* Set task *
Using the records that follow, copy every line containing the word "impôts".

* Material for the task *

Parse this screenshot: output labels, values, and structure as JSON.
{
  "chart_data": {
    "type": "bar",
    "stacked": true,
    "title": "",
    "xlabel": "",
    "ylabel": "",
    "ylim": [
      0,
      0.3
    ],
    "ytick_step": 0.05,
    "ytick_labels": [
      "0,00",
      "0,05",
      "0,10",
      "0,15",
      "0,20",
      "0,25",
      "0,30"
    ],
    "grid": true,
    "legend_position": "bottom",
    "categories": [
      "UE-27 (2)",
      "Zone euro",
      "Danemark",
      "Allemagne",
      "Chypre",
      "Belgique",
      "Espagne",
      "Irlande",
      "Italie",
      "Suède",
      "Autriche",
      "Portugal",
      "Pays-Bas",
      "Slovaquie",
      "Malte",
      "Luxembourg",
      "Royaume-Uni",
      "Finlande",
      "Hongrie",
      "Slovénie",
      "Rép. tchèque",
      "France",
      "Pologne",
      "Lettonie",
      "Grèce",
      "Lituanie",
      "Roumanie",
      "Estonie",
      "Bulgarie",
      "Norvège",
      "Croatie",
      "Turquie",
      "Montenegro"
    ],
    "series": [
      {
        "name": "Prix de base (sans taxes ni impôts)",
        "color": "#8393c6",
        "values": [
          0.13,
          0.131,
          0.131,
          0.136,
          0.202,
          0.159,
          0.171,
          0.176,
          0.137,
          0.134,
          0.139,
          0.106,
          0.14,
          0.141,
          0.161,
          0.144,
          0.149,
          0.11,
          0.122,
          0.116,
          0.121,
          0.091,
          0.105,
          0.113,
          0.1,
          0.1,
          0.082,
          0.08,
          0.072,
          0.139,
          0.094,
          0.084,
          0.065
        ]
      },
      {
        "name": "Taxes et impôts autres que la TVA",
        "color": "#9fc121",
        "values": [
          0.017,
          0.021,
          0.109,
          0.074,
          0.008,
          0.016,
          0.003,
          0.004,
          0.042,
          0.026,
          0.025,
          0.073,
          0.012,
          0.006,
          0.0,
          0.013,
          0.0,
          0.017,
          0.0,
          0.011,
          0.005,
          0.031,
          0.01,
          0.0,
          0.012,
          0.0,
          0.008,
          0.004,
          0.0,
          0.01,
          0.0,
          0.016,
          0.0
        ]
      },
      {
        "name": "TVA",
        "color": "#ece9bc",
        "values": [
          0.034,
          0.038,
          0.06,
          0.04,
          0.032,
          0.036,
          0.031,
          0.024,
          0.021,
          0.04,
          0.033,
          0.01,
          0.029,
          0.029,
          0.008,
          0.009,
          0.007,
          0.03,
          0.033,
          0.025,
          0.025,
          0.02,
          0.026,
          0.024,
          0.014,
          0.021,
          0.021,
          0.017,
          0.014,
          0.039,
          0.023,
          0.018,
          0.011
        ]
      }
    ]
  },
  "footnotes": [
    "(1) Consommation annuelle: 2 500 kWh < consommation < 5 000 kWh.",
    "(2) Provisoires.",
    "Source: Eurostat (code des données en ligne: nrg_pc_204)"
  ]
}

* Exercise answer *
        "name": "Prix de base (sans taxes ni impôts)",
        "name": "Taxes et impôts autres que la TVA",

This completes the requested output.